Items from a figure collection:
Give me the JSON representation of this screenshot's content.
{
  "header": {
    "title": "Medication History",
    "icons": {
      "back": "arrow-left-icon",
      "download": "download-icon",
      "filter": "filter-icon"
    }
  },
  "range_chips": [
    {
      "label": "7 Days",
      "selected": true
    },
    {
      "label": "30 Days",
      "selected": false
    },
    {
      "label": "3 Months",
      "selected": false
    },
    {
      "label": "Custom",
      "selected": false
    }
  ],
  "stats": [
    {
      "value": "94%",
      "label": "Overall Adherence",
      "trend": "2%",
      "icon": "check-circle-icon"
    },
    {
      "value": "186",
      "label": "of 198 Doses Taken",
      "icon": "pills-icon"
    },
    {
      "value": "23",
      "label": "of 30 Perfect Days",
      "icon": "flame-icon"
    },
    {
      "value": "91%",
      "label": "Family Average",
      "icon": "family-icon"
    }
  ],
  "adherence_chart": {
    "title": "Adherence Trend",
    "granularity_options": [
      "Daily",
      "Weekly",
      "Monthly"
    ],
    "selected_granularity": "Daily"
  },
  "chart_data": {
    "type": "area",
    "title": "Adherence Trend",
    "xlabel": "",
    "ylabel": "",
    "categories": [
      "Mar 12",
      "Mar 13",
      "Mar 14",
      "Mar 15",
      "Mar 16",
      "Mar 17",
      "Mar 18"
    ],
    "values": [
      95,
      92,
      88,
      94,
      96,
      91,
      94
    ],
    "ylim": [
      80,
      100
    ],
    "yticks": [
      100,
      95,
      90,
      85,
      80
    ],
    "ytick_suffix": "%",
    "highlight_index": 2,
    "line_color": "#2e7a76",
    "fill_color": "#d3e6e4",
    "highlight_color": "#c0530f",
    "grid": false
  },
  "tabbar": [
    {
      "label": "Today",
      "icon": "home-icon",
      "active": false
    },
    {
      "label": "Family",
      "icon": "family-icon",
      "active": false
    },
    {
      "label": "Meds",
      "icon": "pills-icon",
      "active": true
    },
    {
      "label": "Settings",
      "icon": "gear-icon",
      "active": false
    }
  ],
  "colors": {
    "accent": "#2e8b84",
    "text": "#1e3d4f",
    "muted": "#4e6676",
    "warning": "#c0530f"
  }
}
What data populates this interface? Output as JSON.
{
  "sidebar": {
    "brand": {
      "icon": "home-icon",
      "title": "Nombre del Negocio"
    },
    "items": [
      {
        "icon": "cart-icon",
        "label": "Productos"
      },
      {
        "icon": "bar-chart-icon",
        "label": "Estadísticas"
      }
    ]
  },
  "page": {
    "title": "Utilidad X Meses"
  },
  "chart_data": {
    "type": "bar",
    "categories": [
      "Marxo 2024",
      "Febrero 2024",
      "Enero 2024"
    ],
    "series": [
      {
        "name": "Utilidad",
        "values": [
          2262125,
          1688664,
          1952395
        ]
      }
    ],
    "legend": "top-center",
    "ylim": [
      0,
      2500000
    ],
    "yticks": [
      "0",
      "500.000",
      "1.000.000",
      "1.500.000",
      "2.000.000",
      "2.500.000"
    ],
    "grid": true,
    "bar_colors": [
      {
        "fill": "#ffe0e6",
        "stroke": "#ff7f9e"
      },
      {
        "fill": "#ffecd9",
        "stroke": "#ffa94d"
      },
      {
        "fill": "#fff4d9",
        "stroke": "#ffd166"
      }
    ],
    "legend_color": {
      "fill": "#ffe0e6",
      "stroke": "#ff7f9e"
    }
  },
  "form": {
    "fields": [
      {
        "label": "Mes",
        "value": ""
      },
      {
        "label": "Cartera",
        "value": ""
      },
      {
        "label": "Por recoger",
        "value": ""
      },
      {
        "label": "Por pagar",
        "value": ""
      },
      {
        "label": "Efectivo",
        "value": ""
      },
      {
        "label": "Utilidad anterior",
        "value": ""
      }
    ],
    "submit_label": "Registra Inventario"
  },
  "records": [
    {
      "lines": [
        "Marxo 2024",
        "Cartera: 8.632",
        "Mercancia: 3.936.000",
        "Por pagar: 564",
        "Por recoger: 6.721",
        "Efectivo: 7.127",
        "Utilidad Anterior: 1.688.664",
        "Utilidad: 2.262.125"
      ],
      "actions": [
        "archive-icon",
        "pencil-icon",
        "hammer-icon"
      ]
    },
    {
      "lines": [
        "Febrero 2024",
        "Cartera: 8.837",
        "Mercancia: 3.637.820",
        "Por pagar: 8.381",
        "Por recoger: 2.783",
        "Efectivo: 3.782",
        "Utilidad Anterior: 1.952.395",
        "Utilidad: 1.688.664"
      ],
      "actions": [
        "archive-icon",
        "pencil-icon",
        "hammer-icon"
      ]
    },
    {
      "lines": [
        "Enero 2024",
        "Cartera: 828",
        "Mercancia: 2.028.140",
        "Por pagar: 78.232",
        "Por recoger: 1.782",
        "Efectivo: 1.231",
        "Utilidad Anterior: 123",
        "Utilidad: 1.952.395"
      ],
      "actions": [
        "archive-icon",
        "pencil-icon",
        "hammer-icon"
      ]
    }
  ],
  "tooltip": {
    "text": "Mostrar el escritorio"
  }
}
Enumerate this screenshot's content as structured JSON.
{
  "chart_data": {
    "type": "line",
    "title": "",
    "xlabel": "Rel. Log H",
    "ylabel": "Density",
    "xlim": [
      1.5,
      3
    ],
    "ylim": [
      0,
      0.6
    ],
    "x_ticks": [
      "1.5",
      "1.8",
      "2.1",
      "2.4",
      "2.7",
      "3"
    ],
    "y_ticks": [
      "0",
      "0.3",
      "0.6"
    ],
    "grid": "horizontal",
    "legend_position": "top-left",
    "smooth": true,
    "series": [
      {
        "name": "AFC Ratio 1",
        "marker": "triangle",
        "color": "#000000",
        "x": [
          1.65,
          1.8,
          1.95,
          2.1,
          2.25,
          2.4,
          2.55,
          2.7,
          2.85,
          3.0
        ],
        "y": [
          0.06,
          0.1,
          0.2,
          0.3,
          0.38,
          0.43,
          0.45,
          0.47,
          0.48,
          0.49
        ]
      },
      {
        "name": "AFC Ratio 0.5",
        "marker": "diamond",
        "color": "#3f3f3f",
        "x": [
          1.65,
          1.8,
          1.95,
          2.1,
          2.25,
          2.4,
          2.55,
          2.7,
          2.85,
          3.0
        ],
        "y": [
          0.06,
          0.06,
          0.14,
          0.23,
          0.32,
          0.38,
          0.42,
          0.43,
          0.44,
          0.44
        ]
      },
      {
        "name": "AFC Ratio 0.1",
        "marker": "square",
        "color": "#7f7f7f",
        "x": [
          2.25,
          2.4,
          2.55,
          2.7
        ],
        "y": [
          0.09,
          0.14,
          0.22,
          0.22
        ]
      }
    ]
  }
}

**WHAT TO WORK ON**. Looking at the entries above, state how many lines contain "content"; give the number alone.

**RESPONSE TO THIS EXERCISE**. 2